_PROBLEM DESCRIPTION_
Scan the listing below. Report each line that includes "value".

_DATA SUPPLIED_
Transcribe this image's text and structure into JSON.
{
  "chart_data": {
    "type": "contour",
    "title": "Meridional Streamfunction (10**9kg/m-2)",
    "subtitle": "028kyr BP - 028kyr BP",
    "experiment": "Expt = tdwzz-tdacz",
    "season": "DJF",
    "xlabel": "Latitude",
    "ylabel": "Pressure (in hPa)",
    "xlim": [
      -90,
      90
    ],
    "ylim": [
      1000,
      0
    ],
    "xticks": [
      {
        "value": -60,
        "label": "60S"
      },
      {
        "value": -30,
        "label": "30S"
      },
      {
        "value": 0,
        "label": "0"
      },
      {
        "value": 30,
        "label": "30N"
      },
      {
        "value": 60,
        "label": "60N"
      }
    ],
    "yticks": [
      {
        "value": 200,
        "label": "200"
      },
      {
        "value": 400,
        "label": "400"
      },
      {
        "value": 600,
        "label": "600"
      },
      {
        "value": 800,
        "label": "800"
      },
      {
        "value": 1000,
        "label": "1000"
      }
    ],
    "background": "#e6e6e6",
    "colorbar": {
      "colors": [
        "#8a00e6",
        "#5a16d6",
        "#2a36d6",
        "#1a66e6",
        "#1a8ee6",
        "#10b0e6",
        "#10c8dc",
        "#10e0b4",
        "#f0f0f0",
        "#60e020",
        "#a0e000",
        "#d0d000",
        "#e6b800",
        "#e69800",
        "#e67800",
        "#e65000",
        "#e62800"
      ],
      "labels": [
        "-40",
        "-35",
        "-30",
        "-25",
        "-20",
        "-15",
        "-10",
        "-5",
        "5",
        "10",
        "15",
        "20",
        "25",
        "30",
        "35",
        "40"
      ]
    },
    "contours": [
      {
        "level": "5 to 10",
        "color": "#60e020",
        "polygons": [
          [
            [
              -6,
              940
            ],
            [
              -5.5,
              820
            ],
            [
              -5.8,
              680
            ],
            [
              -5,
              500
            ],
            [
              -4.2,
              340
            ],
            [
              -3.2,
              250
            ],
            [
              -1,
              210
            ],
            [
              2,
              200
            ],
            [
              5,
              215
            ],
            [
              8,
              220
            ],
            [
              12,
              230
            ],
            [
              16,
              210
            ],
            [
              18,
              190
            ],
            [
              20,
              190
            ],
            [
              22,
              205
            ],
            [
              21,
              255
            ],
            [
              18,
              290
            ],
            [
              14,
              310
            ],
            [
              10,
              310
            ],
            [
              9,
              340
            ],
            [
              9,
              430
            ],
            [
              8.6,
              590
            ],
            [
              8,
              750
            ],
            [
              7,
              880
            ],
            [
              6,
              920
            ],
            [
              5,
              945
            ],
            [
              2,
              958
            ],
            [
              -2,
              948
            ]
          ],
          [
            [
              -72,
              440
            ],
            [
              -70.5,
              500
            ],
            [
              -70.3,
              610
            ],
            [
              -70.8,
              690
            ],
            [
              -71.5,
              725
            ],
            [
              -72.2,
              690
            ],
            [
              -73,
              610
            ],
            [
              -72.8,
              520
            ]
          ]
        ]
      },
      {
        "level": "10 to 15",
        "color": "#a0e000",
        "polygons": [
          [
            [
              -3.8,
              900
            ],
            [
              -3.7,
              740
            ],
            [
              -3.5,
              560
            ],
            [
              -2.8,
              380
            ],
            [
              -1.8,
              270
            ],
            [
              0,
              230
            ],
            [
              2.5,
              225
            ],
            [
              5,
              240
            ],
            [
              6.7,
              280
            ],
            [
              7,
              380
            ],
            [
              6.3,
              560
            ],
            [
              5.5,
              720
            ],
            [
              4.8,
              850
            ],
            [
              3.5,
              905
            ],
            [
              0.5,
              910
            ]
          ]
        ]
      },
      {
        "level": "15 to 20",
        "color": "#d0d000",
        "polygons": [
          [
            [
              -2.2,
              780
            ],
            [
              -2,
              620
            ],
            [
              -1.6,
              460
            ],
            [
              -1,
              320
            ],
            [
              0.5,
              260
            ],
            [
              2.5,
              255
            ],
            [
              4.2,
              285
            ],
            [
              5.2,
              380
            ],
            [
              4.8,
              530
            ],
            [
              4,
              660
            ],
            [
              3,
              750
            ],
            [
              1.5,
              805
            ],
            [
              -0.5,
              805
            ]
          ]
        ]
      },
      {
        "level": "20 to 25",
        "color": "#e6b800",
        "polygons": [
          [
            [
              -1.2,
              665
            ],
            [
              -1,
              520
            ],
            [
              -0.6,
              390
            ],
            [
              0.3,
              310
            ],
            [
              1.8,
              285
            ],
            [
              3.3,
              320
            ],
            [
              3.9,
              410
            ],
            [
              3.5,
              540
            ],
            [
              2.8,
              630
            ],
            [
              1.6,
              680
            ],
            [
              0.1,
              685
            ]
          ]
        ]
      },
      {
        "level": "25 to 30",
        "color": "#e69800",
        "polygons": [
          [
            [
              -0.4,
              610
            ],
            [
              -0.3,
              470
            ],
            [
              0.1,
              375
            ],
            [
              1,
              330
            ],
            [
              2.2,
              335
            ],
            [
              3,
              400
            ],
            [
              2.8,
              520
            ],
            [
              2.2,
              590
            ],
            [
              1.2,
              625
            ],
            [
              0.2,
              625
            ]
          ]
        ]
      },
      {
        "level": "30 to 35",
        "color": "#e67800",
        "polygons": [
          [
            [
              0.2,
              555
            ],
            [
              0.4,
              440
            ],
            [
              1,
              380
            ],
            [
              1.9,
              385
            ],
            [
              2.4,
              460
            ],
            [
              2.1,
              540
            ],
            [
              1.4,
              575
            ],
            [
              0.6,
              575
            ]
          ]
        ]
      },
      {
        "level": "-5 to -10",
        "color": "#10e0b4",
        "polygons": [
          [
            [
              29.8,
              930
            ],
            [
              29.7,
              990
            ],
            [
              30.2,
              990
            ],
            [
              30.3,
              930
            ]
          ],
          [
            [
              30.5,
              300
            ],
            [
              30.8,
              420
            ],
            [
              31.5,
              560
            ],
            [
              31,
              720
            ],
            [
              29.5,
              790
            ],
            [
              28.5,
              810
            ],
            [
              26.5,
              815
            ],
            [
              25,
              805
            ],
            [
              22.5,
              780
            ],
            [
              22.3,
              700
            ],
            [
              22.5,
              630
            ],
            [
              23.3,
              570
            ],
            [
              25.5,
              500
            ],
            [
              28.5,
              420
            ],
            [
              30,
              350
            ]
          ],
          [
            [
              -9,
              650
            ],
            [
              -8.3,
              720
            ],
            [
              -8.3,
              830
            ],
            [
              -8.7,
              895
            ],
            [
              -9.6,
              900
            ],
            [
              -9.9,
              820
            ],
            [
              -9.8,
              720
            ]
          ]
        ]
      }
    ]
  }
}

_EXERCISE SOLUTION_
        "value": -60,
        "value": -30,
        "value": 0,
        "value": 30,
        "value": 60,
        "value": 200,
        "value": 400,
        "value": 600,
        "value": 800,
        "value": 1000,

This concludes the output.